▶ Entries shown
• • • •
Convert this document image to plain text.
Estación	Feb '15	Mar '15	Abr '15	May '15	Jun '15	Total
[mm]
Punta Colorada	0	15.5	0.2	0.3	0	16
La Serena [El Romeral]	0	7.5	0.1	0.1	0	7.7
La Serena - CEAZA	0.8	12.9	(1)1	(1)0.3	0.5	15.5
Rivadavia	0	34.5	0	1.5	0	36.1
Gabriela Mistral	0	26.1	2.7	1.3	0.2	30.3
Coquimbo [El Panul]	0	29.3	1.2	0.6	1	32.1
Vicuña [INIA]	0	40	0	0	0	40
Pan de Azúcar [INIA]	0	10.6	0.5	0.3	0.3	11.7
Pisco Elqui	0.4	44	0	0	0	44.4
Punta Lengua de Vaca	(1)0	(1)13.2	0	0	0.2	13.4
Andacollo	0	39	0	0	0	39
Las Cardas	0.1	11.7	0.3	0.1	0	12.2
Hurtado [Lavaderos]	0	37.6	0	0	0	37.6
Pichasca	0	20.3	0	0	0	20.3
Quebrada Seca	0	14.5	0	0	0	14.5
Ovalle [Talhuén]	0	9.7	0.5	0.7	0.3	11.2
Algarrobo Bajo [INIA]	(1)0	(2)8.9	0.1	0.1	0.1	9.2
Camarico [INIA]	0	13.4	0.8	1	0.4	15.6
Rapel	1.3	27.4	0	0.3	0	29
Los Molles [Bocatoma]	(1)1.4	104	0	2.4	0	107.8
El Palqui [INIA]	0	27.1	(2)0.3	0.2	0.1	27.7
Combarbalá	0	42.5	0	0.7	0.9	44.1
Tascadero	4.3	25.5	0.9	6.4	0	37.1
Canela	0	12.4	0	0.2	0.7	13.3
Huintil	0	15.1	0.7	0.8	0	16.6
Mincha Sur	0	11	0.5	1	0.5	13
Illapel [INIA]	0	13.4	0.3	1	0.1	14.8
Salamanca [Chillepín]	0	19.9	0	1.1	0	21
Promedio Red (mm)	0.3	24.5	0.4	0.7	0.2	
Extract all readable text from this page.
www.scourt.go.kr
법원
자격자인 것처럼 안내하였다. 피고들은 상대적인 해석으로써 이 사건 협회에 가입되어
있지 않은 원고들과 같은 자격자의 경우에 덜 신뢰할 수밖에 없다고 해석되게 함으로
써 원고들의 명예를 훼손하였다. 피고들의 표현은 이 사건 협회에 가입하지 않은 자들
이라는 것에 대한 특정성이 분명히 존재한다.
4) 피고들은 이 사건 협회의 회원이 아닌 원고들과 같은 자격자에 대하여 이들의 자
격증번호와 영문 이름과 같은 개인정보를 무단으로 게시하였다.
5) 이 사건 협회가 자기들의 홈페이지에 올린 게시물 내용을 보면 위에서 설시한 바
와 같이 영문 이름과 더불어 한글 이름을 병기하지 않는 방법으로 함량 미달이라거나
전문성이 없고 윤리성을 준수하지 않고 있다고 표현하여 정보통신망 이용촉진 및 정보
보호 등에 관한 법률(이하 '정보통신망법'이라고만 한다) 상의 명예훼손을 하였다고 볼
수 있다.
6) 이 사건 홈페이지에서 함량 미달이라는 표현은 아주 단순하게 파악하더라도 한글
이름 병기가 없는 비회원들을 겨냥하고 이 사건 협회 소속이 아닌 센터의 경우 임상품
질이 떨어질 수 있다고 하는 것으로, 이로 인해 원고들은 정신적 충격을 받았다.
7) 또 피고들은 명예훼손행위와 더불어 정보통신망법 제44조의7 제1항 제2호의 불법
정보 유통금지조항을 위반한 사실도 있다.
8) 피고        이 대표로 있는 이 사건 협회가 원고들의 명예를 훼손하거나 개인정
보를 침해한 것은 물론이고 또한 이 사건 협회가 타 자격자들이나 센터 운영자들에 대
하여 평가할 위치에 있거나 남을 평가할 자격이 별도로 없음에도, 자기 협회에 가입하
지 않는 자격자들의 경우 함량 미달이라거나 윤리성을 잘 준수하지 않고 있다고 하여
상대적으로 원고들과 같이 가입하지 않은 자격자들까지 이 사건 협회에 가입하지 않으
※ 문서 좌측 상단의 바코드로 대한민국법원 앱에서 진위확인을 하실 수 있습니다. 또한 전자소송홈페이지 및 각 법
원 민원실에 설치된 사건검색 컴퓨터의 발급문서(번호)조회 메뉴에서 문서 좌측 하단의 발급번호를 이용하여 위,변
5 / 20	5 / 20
• • • •
Exactly as shown above, return every record.

Convert this document image to plain text.
Estación	Feb '15	Mar '15	Abr '15	May '15	Jun '15	Total
[mm]
Punta Colorada	0	15.5	0.2	0.3	0	16
La Serena [El Romeral]	0	7.5	0.1	0.1	0	7.7
La Serena - CEAZA	0.8	12.9	(1)1	(1)0.3	0.5	15.5
Rivadavia	0	34.5	0	1.5	0	36.1
Gabriela Mistral	0	26.1	2.7	1.3	0.2	30.3
Coquimbo [El Panul]	0	29.3	1.2	0.6	1	32.1
Vicuña [INIA]	0	40	0	0	0	40
Pan de Azúcar [INIA]	0	10.6	0.5	0.3	0.3	11.7
Pisco Elqui	0.4	44	0	0	0	44.4
Punta Lengua de Vaca	(1)0	(1)13.2	0	0	0.2	13.4
Andacollo	0	39	0	0	0	39
Las Cardas	0.1	11.7	0.3	0.1	0	12.2
Hurtado [Lavaderos]	0	37.6	0	0	0	37.6
Pichasca	0	20.3	0	0	0	20.3
Quebrada Seca	0	14.5	0	0	0	14.5
Ovalle [Talhuén]	0	9.7	0.5	0.7	0.3	11.2
Algarrobo Bajo [INIA]	(1)0	(2)8.9	0.1	0.1	0.1	9.2
Camarico [INIA]	0	13.4	0.8	1	0.4	15.6
Rapel	1.3	27.4	0	0.3	0	29
Los Molles [Bocatoma]	(1)1.4	104	0	2.4	0	107.8
El Palqui [INIA]	0	27.1	(2)0.3	0.2	0.1	27.7
Combarbalá	0	42.5	0	0.7	0.9	44.1
Tascadero	4.3	25.5	0.9	6.4	0	37.1
Canela	0	12.4	0	0.2	0.7	13.3
Huintil	0	15.1	0.7	0.8	0	16.6
Mincha Sur	0	11	0.5	1	0.5	13
Illapel [INIA]	0	13.4	0.3	1	0.1	14.8
Salamanca [Chillepín]	0	19.9	0	1.1	0	21
Promedio Red (mm)	0.3	24.5	0.4	0.7	0.2	
Extract all readable text from this page.
www.scourt.go.kr
법원
자격자인 것처럼 안내하였다. 피고들은 상대적인 해석으로써 이 사건 협회에 가입되어
있지 않은 원고들과 같은 자격자의 경우에 덜 신뢰할 수밖에 없다고 해석되게 함으로
써 원고들의 명예를 훼손하였다. 피고들의 표현은 이 사건 협회에 가입하지 않은 자들
이라는 것에 대한 특정성이 분명히 존재한다.
4) 피고들은 이 사건 협회의 회원이 아닌 원고들과 같은 자격자에 대하여 이들의 자
격증번호와 영문 이름과 같은 개인정보를 무단으로 게시하였다.
5) 이 사건 협회가 자기들의 홈페이지에 올린 게시물 내용을 보면 위에서 설시한 바
와 같이 영문 이름과 더불어 한글 이름을 병기하지 않는 방법으로 함량 미달이라거나
전문성이 없고 윤리성을 준수하지 않고 있다고 표현하여 정보통신망 이용촉진 및 정보
보호 등에 관한 법률(이하 '정보통신망법'이라고만 한다) 상의 명예훼손을 하였다고 볼
수 있다.
6) 이 사건 홈페이지에서 함량 미달이라는 표현은 아주 단순하게 파악하더라도 한글
이름 병기가 없는 비회원들을 겨냥하고 이 사건 협회 소속이 아닌 센터의 경우 임상품
질이 떨어질 수 있다고 하는 것으로, 이로 인해 원고들은 정신적 충격을 받았다.
7) 또 피고들은 명예훼손행위와 더불어 정보통신망법 제44조의7 제1항 제2호의 불법
정보 유통금지조항을 위반한 사실도 있다.
8) 피고        이 대표로 있는 이 사건 협회가 원고들의 명예를 훼손하거나 개인정
보를 침해한 것은 물론이고 또한 이 사건 협회가 타 자격자들이나 센터 운영자들에 대
하여 평가할 위치에 있거나 남을 평가할 자격이 별도로 없음에도, 자기 협회에 가입하
지 않는 자격자들의 경우 함량 미달이라거나 윤리성을 잘 준수하지 않고 있다고 하여
상대적으로 원고들과 같이 가입하지 않은 자격자들까지 이 사건 협회에 가입하지 않으
※ 문서 좌측 상단의 바코드로 대한민국법원 앱에서 진위확인을 하실 수 있습니다. 또한 전자소송홈페이지 및 각 법
원 민원실에 설치된 사건검색 컴퓨터의 발급문서(번호)조회 메뉴에서 문서 좌측 하단의 발급번호를 이용하여 위,변
5 / 20	5 / 20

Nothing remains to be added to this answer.